YOUR TASK: Transcribe each entry below exactly. Pictures do not go in the copy.

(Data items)
- - - -
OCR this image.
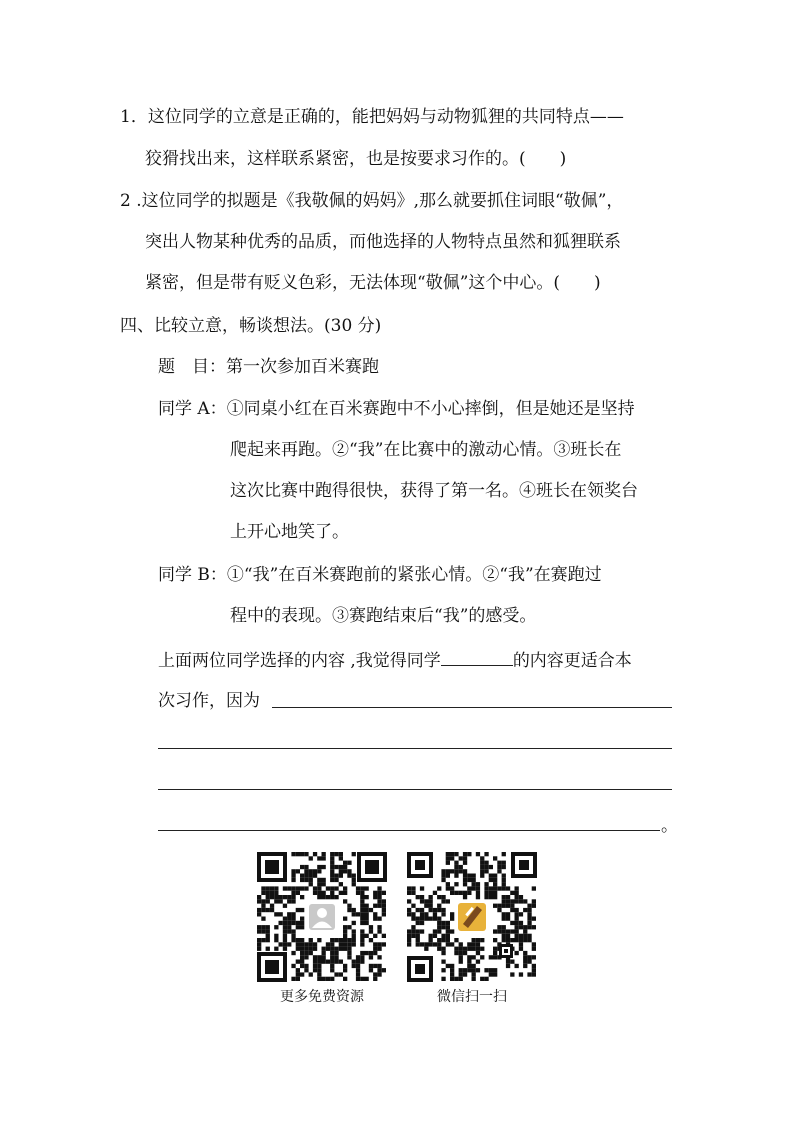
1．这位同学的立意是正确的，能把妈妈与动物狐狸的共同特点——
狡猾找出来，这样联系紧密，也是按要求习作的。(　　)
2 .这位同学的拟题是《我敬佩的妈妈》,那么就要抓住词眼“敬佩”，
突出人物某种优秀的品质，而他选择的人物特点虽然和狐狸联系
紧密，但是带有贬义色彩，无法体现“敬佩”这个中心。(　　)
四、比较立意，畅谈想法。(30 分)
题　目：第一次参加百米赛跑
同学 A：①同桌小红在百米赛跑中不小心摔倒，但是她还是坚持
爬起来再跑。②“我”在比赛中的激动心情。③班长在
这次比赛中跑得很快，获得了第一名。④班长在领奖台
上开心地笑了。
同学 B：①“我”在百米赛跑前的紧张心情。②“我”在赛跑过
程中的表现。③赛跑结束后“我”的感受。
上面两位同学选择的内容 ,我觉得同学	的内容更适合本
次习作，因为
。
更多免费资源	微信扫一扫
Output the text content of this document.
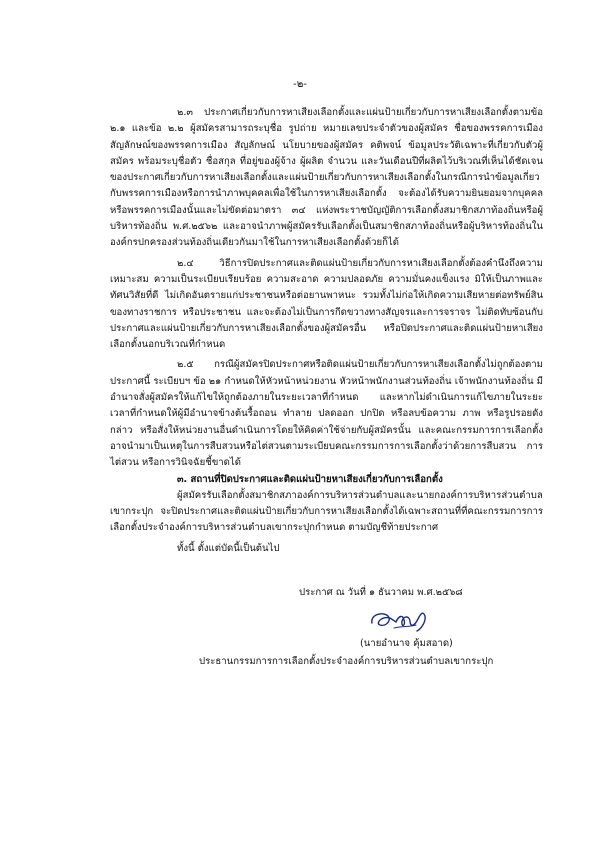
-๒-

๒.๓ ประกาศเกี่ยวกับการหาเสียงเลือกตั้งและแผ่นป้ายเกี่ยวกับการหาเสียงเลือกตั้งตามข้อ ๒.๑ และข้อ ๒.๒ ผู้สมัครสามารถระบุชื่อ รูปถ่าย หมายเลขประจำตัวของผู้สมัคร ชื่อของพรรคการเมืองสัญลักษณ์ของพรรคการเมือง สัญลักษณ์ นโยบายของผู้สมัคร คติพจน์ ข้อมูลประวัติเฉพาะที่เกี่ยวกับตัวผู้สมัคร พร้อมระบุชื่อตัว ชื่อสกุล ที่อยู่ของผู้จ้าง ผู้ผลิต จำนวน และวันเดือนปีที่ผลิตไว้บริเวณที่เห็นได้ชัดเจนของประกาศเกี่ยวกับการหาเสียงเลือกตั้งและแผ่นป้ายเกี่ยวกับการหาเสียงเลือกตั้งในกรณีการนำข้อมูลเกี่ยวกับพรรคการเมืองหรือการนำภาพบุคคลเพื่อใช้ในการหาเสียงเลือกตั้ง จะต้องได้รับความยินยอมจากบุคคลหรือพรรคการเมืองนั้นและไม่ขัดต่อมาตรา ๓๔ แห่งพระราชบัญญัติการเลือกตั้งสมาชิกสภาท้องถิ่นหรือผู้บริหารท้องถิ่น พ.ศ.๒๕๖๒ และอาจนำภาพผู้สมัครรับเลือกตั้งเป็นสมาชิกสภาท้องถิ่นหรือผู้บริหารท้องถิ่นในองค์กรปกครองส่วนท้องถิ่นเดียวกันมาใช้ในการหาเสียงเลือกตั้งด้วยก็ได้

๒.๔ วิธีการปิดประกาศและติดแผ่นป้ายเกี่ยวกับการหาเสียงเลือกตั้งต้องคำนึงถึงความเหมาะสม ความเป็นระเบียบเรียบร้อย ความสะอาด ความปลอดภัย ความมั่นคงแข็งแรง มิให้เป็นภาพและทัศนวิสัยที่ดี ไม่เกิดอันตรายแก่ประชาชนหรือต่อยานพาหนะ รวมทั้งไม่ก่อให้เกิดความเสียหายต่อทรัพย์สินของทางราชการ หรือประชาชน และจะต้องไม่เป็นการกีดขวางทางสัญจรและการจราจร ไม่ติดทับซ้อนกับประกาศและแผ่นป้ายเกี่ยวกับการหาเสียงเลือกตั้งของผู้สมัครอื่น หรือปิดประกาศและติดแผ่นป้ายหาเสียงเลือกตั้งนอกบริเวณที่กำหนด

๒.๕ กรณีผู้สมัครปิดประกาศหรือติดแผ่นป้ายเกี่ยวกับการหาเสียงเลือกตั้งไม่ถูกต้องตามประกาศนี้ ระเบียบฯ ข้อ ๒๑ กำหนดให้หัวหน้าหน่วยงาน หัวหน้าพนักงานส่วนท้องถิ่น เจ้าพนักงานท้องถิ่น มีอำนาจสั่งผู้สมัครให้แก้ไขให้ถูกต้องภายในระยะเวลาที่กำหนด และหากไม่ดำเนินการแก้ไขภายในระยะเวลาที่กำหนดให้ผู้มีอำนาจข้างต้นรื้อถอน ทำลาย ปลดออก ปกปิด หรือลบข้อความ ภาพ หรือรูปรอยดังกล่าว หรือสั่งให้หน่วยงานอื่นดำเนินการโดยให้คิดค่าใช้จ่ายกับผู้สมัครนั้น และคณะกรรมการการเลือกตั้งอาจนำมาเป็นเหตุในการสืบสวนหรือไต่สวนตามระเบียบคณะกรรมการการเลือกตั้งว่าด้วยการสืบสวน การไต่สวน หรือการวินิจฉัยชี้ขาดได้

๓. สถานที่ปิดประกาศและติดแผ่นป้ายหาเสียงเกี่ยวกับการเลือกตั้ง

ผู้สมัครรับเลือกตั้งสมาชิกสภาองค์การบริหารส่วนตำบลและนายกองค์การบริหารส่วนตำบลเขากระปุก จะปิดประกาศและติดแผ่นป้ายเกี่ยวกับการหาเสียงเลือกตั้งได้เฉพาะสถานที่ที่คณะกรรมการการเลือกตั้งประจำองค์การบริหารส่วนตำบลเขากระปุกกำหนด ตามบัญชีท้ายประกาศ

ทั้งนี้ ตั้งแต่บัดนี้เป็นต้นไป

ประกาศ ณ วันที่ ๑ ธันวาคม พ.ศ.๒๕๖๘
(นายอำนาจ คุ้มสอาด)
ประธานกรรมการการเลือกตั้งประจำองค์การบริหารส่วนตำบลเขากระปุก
- - - -
EXPECTED ANSWER:
OCR this image.
1．这位同学的立意是正确的，能把妈妈与动物狐狸的共同特点——
狡猾找出来，这样联系紧密，也是按要求习作的。(　　)
2 .这位同学的拟题是《我敬佩的妈妈》,那么就要抓住词眼“敬佩”，
突出人物某种优秀的品质，而他选择的人物特点虽然和狐狸联系
紧密，但是带有贬义色彩，无法体现“敬佩”这个中心。(　　)
四、比较立意，畅谈想法。(30 分)
题　目：第一次参加百米赛跑
同学 A：①同桌小红在百米赛跑中不小心摔倒，但是她还是坚持
爬起来再跑。②“我”在比赛中的激动心情。③班长在
这次比赛中跑得很快，获得了第一名。④班长在领奖台
上开心地笑了。
同学 B：①“我”在百米赛跑前的紧张心情。②“我”在赛跑过
程中的表现。③赛跑结束后“我”的感受。
上面两位同学选择的内容 ,我觉得同学	的内容更适合本
次习作，因为
。
更多免费资源	微信扫一扫
Output the text content of this document.
-๒-

๒.๓ ประกาศเกี่ยวกับการหาเสียงเลือกตั้งและแผ่นป้ายเกี่ยวกับการหาเสียงเลือกตั้งตามข้อ ๒.๑ และข้อ ๒.๒ ผู้สมัครสามารถระบุชื่อ รูปถ่าย หมายเลขประจำตัวของผู้สมัคร ชื่อของพรรคการเมืองสัญลักษณ์ของพรรคการเมือง สัญลักษณ์ นโยบายของผู้สมัคร คติพจน์ ข้อมูลประวัติเฉพาะที่เกี่ยวกับตัวผู้สมัคร พร้อมระบุชื่อตัว ชื่อสกุล ที่อยู่ของผู้จ้าง ผู้ผลิต จำนวน และวันเดือนปีที่ผลิตไว้บริเวณที่เห็นได้ชัดเจนของประกาศเกี่ยวกับการหาเสียงเลือกตั้งและแผ่นป้ายเกี่ยวกับการหาเสียงเลือกตั้งในกรณีการนำข้อมูลเกี่ยวกับพรรคการเมืองหรือการนำภาพบุคคลเพื่อใช้ในการหาเสียงเลือกตั้ง จะต้องได้รับความยินยอมจากบุคคลหรือพรรคการเมืองนั้นและไม่ขัดต่อมาตรา ๓๔ แห่งพระราชบัญญัติการเลือกตั้งสมาชิกสภาท้องถิ่นหรือผู้บริหารท้องถิ่น พ.ศ.๒๕๖๒ และอาจนำภาพผู้สมัครรับเลือกตั้งเป็นสมาชิกสภาท้องถิ่นหรือผู้บริหารท้องถิ่นในองค์กรปกครองส่วนท้องถิ่นเดียวกันมาใช้ในการหาเสียงเลือกตั้งด้วยก็ได้

๒.๔ วิธีการปิดประกาศและติดแผ่นป้ายเกี่ยวกับการหาเสียงเลือกตั้งต้องคำนึงถึงความเหมาะสม ความเป็นระเบียบเรียบร้อย ความสะอาด ความปลอดภัย ความมั่นคงแข็งแรง มิให้เป็นภาพและทัศนวิสัยที่ดี ไม่เกิดอันตรายแก่ประชาชนหรือต่อยานพาหนะ รวมทั้งไม่ก่อให้เกิดความเสียหายต่อทรัพย์สินของทางราชการ หรือประชาชน และจะต้องไม่เป็นการกีดขวางทางสัญจรและการจราจร ไม่ติดทับซ้อนกับประกาศและแผ่นป้ายเกี่ยวกับการหาเสียงเลือกตั้งของผู้สมัครอื่น หรือปิดประกาศและติดแผ่นป้ายหาเสียงเลือกตั้งนอกบริเวณที่กำหนด

๒.๕ กรณีผู้สมัครปิดประกาศหรือติดแผ่นป้ายเกี่ยวกับการหาเสียงเลือกตั้งไม่ถูกต้องตามประกาศนี้ ระเบียบฯ ข้อ ๒๑ กำหนดให้หัวหน้าหน่วยงาน หัวหน้าพนักงานส่วนท้องถิ่น เจ้าพนักงานท้องถิ่น มีอำนาจสั่งผู้สมัครให้แก้ไขให้ถูกต้องภายในระยะเวลาที่กำหนด และหากไม่ดำเนินการแก้ไขภายในระยะเวลาที่กำหนดให้ผู้มีอำนาจข้างต้นรื้อถอน ทำลาย ปลดออก ปกปิด หรือลบข้อความ ภาพ หรือรูปรอยดังกล่าว หรือสั่งให้หน่วยงานอื่นดำเนินการโดยให้คิดค่าใช้จ่ายกับผู้สมัครนั้น และคณะกรรมการการเลือกตั้งอาจนำมาเป็นเหตุในการสืบสวนหรือไต่สวนตามระเบียบคณะกรรมการการเลือกตั้งว่าด้วยการสืบสวน การไต่สวน หรือการวินิจฉัยชี้ขาดได้

๓. สถานที่ปิดประกาศและติดแผ่นป้ายหาเสียงเกี่ยวกับการเลือกตั้ง

ผู้สมัครรับเลือกตั้งสมาชิกสภาองค์การบริหารส่วนตำบลและนายกองค์การบริหารส่วนตำบลเขากระปุก จะปิดประกาศและติดแผ่นป้ายเกี่ยวกับการหาเสียงเลือกตั้งได้เฉพาะสถานที่ที่คณะกรรมการการเลือกตั้งประจำองค์การบริหารส่วนตำบลเขากระปุกกำหนด ตามบัญชีท้ายประกาศ

ทั้งนี้ ตั้งแต่บัดนี้เป็นต้นไป

ประกาศ ณ วันที่ ๑ ธันวาคม พ.ศ.๒๕๖๘
(นายอำนาจ คุ้มสอาด)
ประธานกรรมการการเลือกตั้งประจำองค์การบริหารส่วนตำบลเขากระปุก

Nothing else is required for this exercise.